**Extracted material**
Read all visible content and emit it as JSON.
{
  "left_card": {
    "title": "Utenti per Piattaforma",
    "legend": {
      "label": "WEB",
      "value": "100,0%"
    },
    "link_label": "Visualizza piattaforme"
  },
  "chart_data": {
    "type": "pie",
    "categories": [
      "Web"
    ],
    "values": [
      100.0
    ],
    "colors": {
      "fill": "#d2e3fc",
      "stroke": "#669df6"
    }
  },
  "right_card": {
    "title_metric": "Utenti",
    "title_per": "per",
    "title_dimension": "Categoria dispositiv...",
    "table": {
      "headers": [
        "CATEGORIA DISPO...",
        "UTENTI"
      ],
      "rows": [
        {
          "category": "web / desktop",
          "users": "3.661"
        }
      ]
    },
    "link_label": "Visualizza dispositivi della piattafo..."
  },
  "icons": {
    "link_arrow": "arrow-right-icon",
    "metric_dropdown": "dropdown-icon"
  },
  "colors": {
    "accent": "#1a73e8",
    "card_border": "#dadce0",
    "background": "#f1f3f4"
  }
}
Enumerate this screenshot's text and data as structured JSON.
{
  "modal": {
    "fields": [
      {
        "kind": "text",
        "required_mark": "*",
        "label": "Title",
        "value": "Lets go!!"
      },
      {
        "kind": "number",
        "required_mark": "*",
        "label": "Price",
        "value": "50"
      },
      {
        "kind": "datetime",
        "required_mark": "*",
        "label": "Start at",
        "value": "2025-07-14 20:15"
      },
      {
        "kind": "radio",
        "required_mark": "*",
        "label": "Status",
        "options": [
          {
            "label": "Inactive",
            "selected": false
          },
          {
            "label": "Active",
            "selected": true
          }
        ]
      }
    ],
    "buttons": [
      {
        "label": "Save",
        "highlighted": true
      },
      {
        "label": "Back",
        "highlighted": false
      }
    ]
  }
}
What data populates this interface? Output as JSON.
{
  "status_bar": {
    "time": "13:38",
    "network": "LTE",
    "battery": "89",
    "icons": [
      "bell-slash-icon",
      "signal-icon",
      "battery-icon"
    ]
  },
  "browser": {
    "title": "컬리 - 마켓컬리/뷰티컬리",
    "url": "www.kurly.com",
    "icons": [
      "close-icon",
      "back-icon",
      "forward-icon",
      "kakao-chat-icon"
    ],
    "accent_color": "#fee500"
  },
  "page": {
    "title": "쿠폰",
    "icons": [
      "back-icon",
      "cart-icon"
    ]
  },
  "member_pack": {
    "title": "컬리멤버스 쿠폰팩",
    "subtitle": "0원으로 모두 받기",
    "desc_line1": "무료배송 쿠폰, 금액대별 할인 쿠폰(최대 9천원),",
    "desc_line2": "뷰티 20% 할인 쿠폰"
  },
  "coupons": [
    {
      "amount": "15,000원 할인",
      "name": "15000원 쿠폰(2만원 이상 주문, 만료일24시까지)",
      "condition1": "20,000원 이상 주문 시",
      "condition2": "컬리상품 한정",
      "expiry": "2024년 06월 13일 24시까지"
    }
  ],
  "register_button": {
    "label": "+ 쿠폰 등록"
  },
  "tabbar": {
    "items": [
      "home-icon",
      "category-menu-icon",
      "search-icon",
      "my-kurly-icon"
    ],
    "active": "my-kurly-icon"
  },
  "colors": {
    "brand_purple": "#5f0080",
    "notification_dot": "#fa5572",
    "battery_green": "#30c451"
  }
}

**Task statement**
Repeat all of the records above exactly as they appear.

**The reply**
Read all visible content and emit it as JSON.
{
  "left_card": {
    "title": "Utenti per Piattaforma",
    "legend": {
      "label": "WEB",
      "value": "100,0%"
    },
    "link_label": "Visualizza piattaforme"
  },
  "chart_data": {
    "type": "pie",
    "categories": [
      "Web"
    ],
    "values": [
      100.0
    ],
    "colors": {
      "fill": "#d2e3fc",
      "stroke": "#669df6"
    }
  },
  "right_card": {
    "title_metric": "Utenti",
    "title_per": "per",
    "title_dimension": "Categoria dispositiv...",
    "table": {
      "headers": [
        "CATEGORIA DISPO...",
        "UTENTI"
      ],
      "rows": [
        {
          "category": "web / desktop",
          "users": "3.661"
        }
      ]
    },
    "link_label": "Visualizza dispositivi della piattafo..."
  },
  "icons": {
    "link_arrow": "arrow-right-icon",
    "metric_dropdown": "dropdown-icon"
  },
  "colors": {
    "accent": "#1a73e8",
    "card_border": "#dadce0",
    "background": "#f1f3f4"
  }
}
Enumerate this screenshot's text and data as structured JSON.
{
  "modal": {
    "fields": [
      {
        "kind": "text",
        "required_mark": "*",
        "label": "Title",
        "value": "Lets go!!"
      },
      {
        "kind": "number",
        "required_mark": "*",
        "label": "Price",
        "value": "50"
      },
      {
        "kind": "datetime",
        "required_mark": "*",
        "label": "Start at",
        "value": "2025-07-14 20:15"
      },
      {
        "kind": "radio",
        "required_mark": "*",
        "label": "Status",
        "options": [
          {
            "label": "Inactive",
            "selected": false
          },
          {
            "label": "Active",
            "selected": true
          }
        ]
      }
    ],
    "buttons": [
      {
        "label": "Save",
        "highlighted": true
      },
      {
        "label": "Back",
        "highlighted": false
      }
    ]
  }
}
What data populates this interface? Output as JSON.
{
  "status_bar": {
    "time": "13:38",
    "network": "LTE",
    "battery": "89",
    "icons": [
      "bell-slash-icon",
      "signal-icon",
      "battery-icon"
    ]
  },
  "browser": {
    "title": "컬리 - 마켓컬리/뷰티컬리",
    "url": "www.kurly.com",
    "icons": [
      "close-icon",
      "back-icon",
      "forward-icon",
      "kakao-chat-icon"
    ],
    "accent_color": "#fee500"
  },
  "page": {
    "title": "쿠폰",
    "icons": [
      "back-icon",
      "cart-icon"
    ]
  },
  "member_pack": {
    "title": "컬리멤버스 쿠폰팩",
    "subtitle": "0원으로 모두 받기",
    "desc_line1": "무료배송 쿠폰, 금액대별 할인 쿠폰(최대 9천원),",
    "desc_line2": "뷰티 20% 할인 쿠폰"
  },
  "coupons": [
    {
      "amount": "15,000원 할인",
      "name": "15000원 쿠폰(2만원 이상 주문, 만료일24시까지)",
      "condition1": "20,000원 이상 주문 시",
      "condition2": "컬리상품 한정",
      "expiry": "2024년 06월 13일 24시까지"
    }
  ],
  "register_button": {
    "label": "+ 쿠폰 등록"
  },
  "tabbar": {
    "items": [
      "home-icon",
      "category-menu-icon",
      "search-icon",
      "my-kurly-icon"
    ],
    "active": "my-kurly-icon"
  },
  "colors": {
    "brand_purple": "#5f0080",
    "notification_dot": "#fa5572",
    "battery_green": "#30c451"
  }
}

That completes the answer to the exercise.